* Begin *
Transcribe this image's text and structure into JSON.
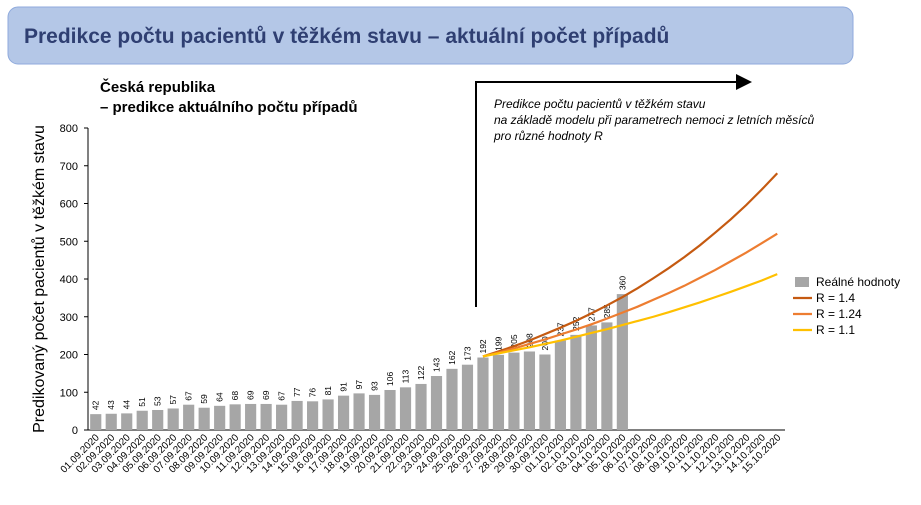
{
  "header": {
    "title": "Predikce počtu pacientů v těžkém stavu – aktuální počet případů"
  },
  "chart_data": {
    "type": "combo",
    "title_lines": [
      "Česká republika",
      "– predikce aktuálního počtu případů"
    ],
    "annotation_lines": [
      "Predikce počtu pacientů v těžkém stavu",
      "na základě modelu při parametrech nemoci z letních měsíců",
      "pro různé hodnoty R"
    ],
    "ylabel": "Predikovaný počet pacientů v těžkém stavu",
    "categories": [
      "01.09.2020",
      "02.09.2020",
      "03.09.2020",
      "04.09.2020",
      "05.09.2020",
      "06.09.2020",
      "07.09.2020",
      "08.09.2020",
      "09.09.2020",
      "10.09.2020",
      "11.09.2020",
      "12.09.2020",
      "13.09.2020",
      "14.09.2020",
      "15.09.2020",
      "16.09.2020",
      "17.09.2020",
      "18.09.2020",
      "19.09.2020",
      "20.09.2020",
      "21.09.2020",
      "22.09.2020",
      "23.09.2020",
      "24.09.2020",
      "25.09.2020",
      "26.09.2020",
      "27.09.2020",
      "28.09.2020",
      "29.09.2020",
      "30.09.2020",
      "01.10.2020",
      "02.10.2020",
      "03.10.2020",
      "04.10.2020",
      "05.10.2020",
      "06.10.2020",
      "07.10.2020",
      "08.10.2020",
      "09.10.2020",
      "10.10.2020",
      "11.10.2020",
      "12.10.2020",
      "13.10.2020",
      "14.10.2020",
      "15.10.2020"
    ],
    "series": [
      {
        "name": "Reálné hodnoty",
        "type": "bar",
        "color": "#a6a6a6",
        "values": [
          42,
          43,
          44,
          51,
          53,
          57,
          67,
          59,
          64,
          68,
          69,
          69,
          67,
          77,
          76,
          81,
          91,
          97,
          93,
          106,
          113,
          122,
          143,
          162,
          173,
          192,
          199,
          205,
          208,
          200,
          237,
          252,
          277,
          285,
          360,
          null,
          null,
          null,
          null,
          null,
          null,
          null,
          null,
          null,
          null
        ]
      },
      {
        "name": "R = 1.4",
        "type": "line",
        "color": "#c55a11",
        "values": [
          null,
          null,
          null,
          null,
          null,
          null,
          null,
          null,
          null,
          null,
          null,
          null,
          null,
          null,
          null,
          null,
          null,
          null,
          null,
          null,
          null,
          null,
          null,
          null,
          null,
          195,
          208,
          222,
          237,
          254,
          271,
          289,
          309,
          330,
          352,
          376,
          402,
          429,
          458,
          489,
          523,
          558,
          596,
          637,
          680
        ]
      },
      {
        "name": "R = 1.24",
        "type": "line",
        "color": "#ed7d31",
        "values": [
          null,
          null,
          null,
          null,
          null,
          null,
          null,
          null,
          null,
          null,
          null,
          null,
          null,
          null,
          null,
          null,
          null,
          null,
          null,
          null,
          null,
          null,
          null,
          null,
          null,
          195,
          205,
          216,
          228,
          240,
          253,
          266,
          280,
          295,
          311,
          327,
          345,
          363,
          382,
          403,
          424,
          447,
          470,
          495,
          520
        ]
      },
      {
        "name": "R = 1.1",
        "type": "line",
        "color": "#ffc000",
        "values": [
          null,
          null,
          null,
          null,
          null,
          null,
          null,
          null,
          null,
          null,
          null,
          null,
          null,
          null,
          null,
          null,
          null,
          null,
          null,
          null,
          null,
          null,
          null,
          null,
          null,
          195,
          203,
          211,
          219,
          228,
          237,
          247,
          257,
          267,
          278,
          289,
          300,
          312,
          325,
          338,
          352,
          366,
          381,
          396,
          413
        ]
      }
    ],
    "ylim": [
      0,
      800
    ],
    "yticks": [
      0,
      100,
      200,
      300,
      400,
      500,
      600,
      700,
      800
    ],
    "legend": "right"
  }
}
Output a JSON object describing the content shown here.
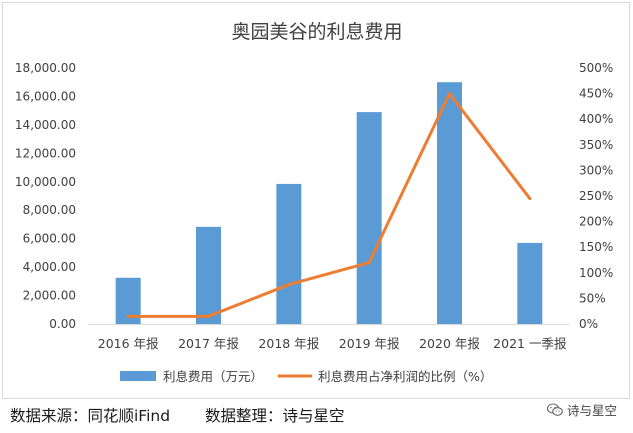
{
  "chart_data": {
    "type": "bar+line",
    "title": "奥园美谷的利息费用",
    "categories": [
      "2016 年报",
      "2017 年报",
      "2018 年报",
      "2019 年报",
      "2020 年报",
      "2021 一季报"
    ],
    "series": [
      {
        "name": "利息费用（万元）",
        "type": "bar",
        "axis": "left",
        "color": "#5b9bd5",
        "values": [
          3250,
          6830,
          9850,
          14900,
          17000,
          5700
        ]
      },
      {
        "name": "利息费用占净利润的比例（%）",
        "type": "line",
        "axis": "right",
        "color": "#ed7d31",
        "values": [
          15,
          15,
          77,
          120,
          450,
          245
        ]
      }
    ],
    "left_axis": {
      "min": 0,
      "max": 18000,
      "step": 2000,
      "tick_labels": [
        "0.00",
        "2,000.00",
        "4,000.00",
        "6,000.00",
        "8,000.00",
        "10,000.00",
        "12,000.00",
        "14,000.00",
        "16,000.00",
        "18,000.00"
      ]
    },
    "right_axis": {
      "min": 0,
      "max": 500,
      "step": 50,
      "tick_labels": [
        "0%",
        "50%",
        "100%",
        "150%",
        "200%",
        "250%",
        "300%",
        "350%",
        "400%",
        "450%",
        "500%"
      ]
    },
    "grid": false,
    "legend_position": "bottom"
  },
  "footer": {
    "source": "数据来源：同花顺iFind",
    "organizer": "数据整理：诗与星空"
  },
  "watermark": {
    "text": "诗与星空",
    "icon": "wechat-icon"
  }
}
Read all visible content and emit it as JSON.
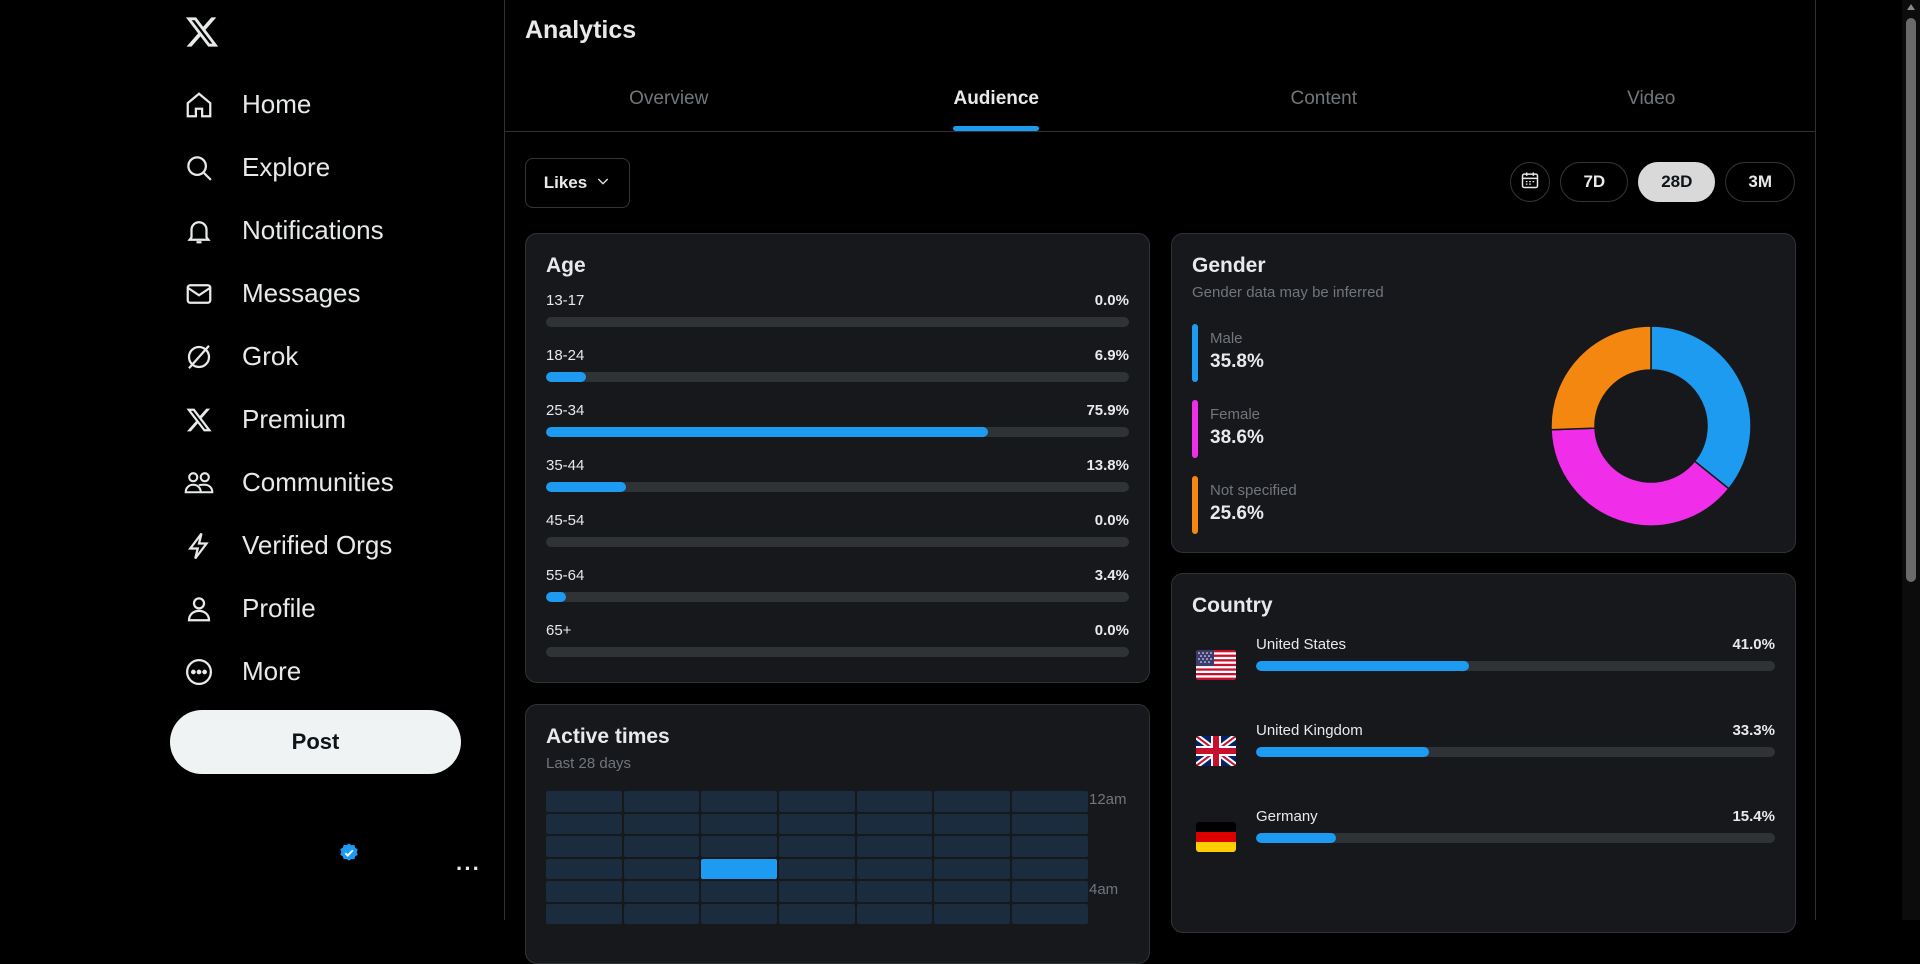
{
  "nav": {
    "items": [
      {
        "label": "Home",
        "icon": "home-icon"
      },
      {
        "label": "Explore",
        "icon": "search-icon"
      },
      {
        "label": "Notifications",
        "icon": "bell-icon"
      },
      {
        "label": "Messages",
        "icon": "envelope-icon"
      },
      {
        "label": "Grok",
        "icon": "grok-icon"
      },
      {
        "label": "Premium",
        "icon": "x-logo-icon"
      },
      {
        "label": "Communities",
        "icon": "people-icon"
      },
      {
        "label": "Verified Orgs",
        "icon": "lightning-icon"
      },
      {
        "label": "Profile",
        "icon": "person-icon"
      },
      {
        "label": "More",
        "icon": "more-circle-icon"
      }
    ],
    "post_label": "Post",
    "account_more": "···"
  },
  "header": {
    "title": "Analytics",
    "tabs": [
      "Overview",
      "Audience",
      "Content",
      "Video"
    ],
    "active_tab": "Audience"
  },
  "controls": {
    "metric": "Likes",
    "ranges": [
      "7D",
      "28D",
      "3M"
    ],
    "active_range": "28D"
  },
  "age": {
    "title": "Age",
    "rows": [
      {
        "label": "13-17",
        "value": "0.0%",
        "pct": 0.0
      },
      {
        "label": "18-24",
        "value": "6.9%",
        "pct": 6.9
      },
      {
        "label": "25-34",
        "value": "75.9%",
        "pct": 75.9
      },
      {
        "label": "35-44",
        "value": "13.8%",
        "pct": 13.8
      },
      {
        "label": "45-54",
        "value": "0.0%",
        "pct": 0.0
      },
      {
        "label": "55-64",
        "value": "3.4%",
        "pct": 3.4
      },
      {
        "label": "65+",
        "value": "0.0%",
        "pct": 0.0
      }
    ]
  },
  "gender": {
    "title": "Gender",
    "subtitle": "Gender data may be inferred",
    "items": [
      {
        "label": "Male",
        "value": "35.8%",
        "pct": 35.8,
        "color": "#1d9bf0"
      },
      {
        "label": "Female",
        "value": "38.6%",
        "pct": 38.6,
        "color": "#f02ee9"
      },
      {
        "label": "Not specified",
        "value": "25.6%",
        "pct": 25.6,
        "color": "#f4870f"
      }
    ]
  },
  "country": {
    "title": "Country",
    "rows": [
      {
        "label": "United States",
        "value": "41.0%",
        "pct": 41.0,
        "flag": "us-flag-icon"
      },
      {
        "label": "United Kingdom",
        "value": "33.3%",
        "pct": 33.3,
        "flag": "uk-flag-icon"
      },
      {
        "label": "Germany",
        "value": "15.4%",
        "pct": 15.4,
        "flag": "germany-flag-icon"
      }
    ]
  },
  "active_times": {
    "title": "Active times",
    "subtitle": "Last 28 days",
    "hour_labels": [
      "12am",
      "4am"
    ]
  },
  "colors": {
    "accent": "#1d9bf0"
  }
}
* End *
Task instructions
Ascertain the number of lines in the entries that include the word "počet", and report only that number.

Output of the exercise
2